>> START RECORDS FOR PROCESSING
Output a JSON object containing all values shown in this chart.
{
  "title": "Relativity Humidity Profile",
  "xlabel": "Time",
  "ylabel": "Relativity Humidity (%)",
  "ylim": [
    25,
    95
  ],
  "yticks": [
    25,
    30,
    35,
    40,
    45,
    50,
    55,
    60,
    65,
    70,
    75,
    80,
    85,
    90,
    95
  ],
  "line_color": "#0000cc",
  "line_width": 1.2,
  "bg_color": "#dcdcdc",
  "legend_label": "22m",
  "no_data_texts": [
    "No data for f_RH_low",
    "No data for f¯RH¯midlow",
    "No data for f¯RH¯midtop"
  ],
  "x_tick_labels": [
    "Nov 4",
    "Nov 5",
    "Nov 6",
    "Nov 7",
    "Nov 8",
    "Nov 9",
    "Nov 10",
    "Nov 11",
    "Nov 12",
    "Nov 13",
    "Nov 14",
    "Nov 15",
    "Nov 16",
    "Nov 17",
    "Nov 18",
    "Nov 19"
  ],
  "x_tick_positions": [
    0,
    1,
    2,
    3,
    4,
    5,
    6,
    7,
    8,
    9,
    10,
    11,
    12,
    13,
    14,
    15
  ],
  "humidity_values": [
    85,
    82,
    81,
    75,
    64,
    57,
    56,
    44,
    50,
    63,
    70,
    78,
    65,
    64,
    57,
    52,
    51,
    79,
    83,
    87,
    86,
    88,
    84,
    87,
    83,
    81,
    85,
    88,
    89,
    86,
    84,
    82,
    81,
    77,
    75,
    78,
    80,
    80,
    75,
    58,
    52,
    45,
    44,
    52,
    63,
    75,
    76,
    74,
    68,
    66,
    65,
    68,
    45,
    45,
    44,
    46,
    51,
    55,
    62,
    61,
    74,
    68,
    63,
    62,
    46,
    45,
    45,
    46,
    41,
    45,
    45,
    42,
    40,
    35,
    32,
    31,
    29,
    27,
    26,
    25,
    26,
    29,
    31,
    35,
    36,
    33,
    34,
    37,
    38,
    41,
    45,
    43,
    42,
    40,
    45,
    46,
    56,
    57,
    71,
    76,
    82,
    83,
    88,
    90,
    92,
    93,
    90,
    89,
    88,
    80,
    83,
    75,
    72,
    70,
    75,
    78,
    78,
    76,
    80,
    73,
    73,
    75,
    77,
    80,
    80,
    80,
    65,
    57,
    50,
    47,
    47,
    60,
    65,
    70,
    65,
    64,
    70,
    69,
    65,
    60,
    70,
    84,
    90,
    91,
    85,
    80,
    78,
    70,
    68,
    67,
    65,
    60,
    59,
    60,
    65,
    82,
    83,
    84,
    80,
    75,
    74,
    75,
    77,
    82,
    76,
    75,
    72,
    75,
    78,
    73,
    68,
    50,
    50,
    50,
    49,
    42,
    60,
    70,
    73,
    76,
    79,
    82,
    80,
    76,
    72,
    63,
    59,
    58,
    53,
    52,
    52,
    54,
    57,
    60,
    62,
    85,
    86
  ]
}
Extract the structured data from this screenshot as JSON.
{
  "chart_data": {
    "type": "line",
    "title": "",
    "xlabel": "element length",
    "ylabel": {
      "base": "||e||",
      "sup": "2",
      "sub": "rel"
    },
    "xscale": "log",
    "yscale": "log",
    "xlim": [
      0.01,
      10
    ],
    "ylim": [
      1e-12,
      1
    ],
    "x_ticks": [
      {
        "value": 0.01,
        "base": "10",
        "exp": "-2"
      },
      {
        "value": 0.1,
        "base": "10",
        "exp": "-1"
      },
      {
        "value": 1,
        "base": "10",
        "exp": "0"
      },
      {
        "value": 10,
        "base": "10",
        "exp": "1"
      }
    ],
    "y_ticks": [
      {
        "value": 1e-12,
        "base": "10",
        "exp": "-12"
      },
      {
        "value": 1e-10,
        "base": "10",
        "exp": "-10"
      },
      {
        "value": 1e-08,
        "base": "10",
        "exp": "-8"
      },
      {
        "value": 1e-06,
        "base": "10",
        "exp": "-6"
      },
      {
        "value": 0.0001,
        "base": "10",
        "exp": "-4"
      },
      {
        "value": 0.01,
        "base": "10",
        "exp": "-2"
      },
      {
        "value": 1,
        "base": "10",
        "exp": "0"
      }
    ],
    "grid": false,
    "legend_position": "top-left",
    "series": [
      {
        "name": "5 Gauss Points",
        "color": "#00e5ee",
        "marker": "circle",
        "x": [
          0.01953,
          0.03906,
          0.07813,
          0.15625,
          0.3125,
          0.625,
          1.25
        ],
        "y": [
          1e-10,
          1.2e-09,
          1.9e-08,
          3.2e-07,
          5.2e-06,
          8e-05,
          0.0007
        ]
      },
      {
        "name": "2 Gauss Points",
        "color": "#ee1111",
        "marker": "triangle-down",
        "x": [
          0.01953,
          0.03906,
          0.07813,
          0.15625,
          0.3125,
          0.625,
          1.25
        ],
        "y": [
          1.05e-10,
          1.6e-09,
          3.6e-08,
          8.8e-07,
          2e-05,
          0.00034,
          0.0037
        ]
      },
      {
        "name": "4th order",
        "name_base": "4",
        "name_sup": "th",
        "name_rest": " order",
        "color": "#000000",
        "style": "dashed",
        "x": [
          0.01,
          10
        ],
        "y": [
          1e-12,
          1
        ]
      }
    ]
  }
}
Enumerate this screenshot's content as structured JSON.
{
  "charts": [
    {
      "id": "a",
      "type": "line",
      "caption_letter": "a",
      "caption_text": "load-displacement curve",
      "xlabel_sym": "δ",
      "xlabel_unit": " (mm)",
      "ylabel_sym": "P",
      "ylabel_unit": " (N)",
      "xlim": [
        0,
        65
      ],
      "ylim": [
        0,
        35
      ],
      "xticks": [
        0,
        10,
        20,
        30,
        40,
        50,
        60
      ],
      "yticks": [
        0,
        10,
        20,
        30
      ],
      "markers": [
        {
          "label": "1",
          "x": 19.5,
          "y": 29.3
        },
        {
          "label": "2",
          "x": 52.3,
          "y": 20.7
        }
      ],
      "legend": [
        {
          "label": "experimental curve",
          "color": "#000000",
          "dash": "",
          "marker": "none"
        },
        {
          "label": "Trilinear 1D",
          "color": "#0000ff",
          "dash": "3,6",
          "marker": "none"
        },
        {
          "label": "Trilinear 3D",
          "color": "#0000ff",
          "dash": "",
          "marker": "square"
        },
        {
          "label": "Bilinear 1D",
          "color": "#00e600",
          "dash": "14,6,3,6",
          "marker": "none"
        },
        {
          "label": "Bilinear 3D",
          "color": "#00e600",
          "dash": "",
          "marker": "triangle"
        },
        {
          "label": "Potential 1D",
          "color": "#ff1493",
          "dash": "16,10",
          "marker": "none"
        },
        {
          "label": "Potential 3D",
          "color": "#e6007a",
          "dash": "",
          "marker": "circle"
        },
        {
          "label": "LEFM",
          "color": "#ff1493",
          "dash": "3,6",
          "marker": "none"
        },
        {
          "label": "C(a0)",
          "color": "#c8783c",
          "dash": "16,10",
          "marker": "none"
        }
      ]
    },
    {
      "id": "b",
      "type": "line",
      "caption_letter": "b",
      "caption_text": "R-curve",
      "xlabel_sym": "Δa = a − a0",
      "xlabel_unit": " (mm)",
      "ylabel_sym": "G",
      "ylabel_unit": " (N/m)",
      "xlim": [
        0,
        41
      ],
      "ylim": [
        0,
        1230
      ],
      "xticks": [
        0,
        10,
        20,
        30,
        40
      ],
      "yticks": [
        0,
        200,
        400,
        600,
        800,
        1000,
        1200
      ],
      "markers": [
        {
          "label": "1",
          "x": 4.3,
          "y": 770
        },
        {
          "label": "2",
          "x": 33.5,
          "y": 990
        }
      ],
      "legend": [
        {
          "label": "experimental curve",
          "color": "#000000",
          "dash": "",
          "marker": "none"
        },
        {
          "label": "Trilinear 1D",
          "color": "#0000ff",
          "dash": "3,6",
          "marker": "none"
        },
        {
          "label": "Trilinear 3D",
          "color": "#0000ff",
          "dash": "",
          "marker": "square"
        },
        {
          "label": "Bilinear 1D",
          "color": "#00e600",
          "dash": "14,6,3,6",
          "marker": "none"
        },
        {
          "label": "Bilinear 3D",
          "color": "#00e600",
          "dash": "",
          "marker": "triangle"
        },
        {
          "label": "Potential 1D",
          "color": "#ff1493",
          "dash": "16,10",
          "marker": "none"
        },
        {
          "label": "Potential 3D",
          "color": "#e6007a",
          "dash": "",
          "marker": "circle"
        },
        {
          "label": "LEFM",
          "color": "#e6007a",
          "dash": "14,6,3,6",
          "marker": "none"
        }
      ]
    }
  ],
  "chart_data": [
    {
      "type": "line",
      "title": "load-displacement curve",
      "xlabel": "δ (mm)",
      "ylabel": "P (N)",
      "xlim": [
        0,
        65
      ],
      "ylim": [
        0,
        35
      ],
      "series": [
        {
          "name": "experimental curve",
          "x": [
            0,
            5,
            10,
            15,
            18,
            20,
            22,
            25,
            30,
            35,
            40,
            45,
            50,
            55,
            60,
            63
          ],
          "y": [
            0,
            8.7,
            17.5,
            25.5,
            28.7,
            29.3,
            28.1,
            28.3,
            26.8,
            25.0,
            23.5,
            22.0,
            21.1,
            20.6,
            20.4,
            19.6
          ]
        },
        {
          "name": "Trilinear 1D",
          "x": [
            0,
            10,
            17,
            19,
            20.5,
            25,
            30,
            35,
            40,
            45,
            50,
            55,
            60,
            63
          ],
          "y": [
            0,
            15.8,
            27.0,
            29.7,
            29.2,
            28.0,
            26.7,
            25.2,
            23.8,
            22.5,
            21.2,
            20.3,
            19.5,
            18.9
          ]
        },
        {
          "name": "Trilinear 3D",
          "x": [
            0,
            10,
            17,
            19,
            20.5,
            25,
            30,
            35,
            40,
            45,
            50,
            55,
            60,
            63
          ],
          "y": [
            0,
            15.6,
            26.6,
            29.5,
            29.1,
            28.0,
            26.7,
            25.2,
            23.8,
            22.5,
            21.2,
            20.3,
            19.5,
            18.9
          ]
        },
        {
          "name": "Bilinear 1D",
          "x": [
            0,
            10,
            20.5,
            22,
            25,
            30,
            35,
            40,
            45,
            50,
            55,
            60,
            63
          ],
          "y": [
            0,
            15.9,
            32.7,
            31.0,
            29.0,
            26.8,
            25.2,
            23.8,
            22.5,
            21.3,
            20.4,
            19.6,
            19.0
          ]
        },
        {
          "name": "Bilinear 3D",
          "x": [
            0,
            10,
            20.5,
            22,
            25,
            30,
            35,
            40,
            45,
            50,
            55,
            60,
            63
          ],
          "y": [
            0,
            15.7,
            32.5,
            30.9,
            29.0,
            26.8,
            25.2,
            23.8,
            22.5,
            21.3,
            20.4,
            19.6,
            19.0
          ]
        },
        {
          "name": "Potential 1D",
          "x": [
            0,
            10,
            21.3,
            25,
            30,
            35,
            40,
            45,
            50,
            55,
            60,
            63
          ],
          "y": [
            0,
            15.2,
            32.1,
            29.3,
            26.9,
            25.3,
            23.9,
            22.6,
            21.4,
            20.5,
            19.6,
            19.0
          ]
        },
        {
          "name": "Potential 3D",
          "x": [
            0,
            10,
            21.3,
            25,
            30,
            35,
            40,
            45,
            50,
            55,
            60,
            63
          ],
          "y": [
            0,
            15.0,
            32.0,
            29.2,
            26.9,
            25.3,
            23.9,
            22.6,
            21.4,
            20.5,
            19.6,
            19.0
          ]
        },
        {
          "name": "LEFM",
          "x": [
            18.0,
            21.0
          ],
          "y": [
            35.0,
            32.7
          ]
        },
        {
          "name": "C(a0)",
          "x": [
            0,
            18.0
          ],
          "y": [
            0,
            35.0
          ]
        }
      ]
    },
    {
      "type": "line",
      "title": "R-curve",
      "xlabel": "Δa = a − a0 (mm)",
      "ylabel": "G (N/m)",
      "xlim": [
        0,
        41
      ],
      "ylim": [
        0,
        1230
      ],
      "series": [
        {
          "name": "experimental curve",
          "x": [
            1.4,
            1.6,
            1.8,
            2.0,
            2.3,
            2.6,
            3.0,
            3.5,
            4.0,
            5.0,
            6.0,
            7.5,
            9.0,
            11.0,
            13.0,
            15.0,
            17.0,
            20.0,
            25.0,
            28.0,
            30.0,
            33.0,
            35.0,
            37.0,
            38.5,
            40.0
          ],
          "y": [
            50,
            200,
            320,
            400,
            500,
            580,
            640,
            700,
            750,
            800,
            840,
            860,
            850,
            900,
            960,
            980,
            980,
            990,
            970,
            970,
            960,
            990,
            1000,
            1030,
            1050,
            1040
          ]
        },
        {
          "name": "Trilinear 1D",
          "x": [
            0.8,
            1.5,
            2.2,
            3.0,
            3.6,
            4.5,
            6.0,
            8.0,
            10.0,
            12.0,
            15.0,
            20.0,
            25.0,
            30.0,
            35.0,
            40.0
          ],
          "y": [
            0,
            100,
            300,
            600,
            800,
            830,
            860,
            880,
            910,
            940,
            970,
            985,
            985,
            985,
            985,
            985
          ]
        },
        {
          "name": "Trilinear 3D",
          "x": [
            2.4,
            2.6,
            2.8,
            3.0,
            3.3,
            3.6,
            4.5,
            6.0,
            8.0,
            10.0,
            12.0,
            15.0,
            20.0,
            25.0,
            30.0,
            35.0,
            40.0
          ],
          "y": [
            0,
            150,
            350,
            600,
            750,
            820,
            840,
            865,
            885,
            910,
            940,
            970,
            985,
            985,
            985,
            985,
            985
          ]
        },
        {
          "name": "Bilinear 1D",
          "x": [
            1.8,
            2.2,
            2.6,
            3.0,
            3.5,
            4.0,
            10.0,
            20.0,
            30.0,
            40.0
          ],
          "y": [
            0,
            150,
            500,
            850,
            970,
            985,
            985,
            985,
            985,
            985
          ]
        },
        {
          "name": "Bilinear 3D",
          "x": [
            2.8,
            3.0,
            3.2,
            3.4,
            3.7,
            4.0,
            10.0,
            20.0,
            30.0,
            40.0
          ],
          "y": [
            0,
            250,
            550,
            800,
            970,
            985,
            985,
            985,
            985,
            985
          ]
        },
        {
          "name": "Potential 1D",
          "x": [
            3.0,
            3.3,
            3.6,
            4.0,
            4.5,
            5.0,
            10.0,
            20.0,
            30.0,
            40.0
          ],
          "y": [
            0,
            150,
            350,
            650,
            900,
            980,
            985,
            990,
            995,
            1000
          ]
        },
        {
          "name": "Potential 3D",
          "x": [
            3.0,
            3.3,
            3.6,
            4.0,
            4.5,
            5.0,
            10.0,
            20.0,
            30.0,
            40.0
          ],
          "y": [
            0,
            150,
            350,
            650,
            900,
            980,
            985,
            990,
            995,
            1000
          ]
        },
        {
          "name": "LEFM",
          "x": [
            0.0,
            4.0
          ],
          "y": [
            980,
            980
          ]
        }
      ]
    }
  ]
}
>> END RECORDS FOR PROCESSING
**STATED TASK**
Identify the lines of the entries containing the string "Relativity". Copy each such line.

**WORKED SOLUTION**
  "title": "Relativity Humidity Profile",
  "ylabel": "Relativity Humidity (%)",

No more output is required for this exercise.